The problem
All of the data should be repeated exactly; pictures are not part of the copy.

Items

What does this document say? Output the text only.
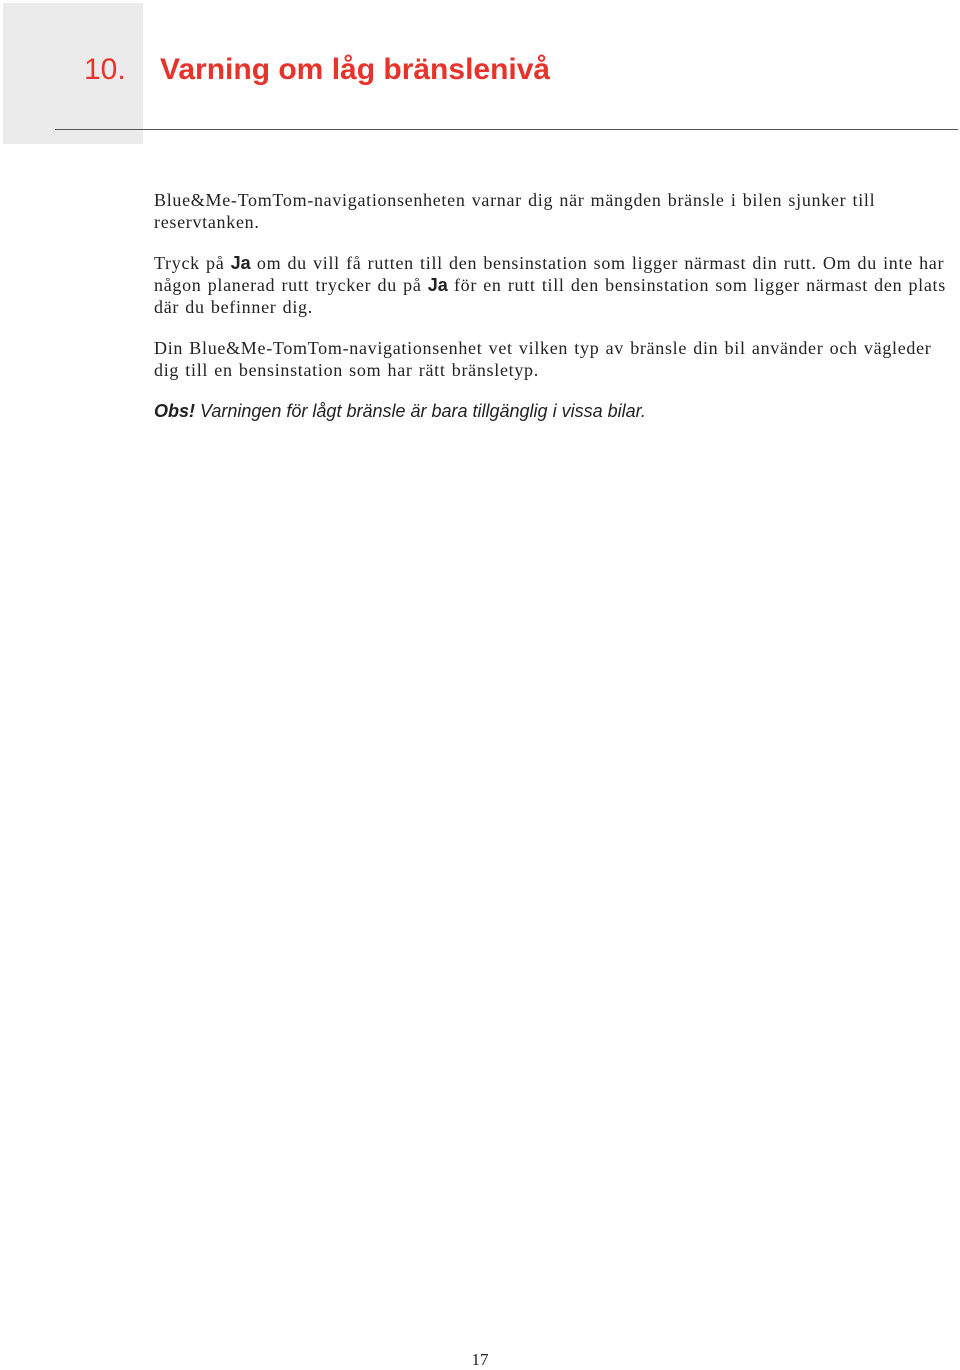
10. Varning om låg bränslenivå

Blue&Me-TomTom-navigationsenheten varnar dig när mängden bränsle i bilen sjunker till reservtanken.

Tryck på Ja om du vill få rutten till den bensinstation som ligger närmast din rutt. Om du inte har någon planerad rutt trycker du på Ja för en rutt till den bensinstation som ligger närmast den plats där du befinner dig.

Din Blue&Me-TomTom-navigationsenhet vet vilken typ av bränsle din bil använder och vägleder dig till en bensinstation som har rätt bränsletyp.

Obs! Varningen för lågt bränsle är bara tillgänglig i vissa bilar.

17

Completed exercise
What does this document say? Output the text only.
10. Varning om låg bränslenivå

Blue&Me-TomTom-navigationsenheten varnar dig när mängden bränsle i bilen sjunker till reservtanken.

Tryck på Ja om du vill få rutten till den bensinstation som ligger närmast din rutt. Om du inte har någon planerad rutt trycker du på Ja för en rutt till den bensinstation som ligger närmast den plats där du befinner dig.

Din Blue&Me-TomTom-navigationsenhet vet vilken typ av bränsle din bil använder och vägleder dig till en bensinstation som har rätt bränsletyp.

Obs! Varningen för lågt bränsle är bara tillgänglig i vissa bilar.

17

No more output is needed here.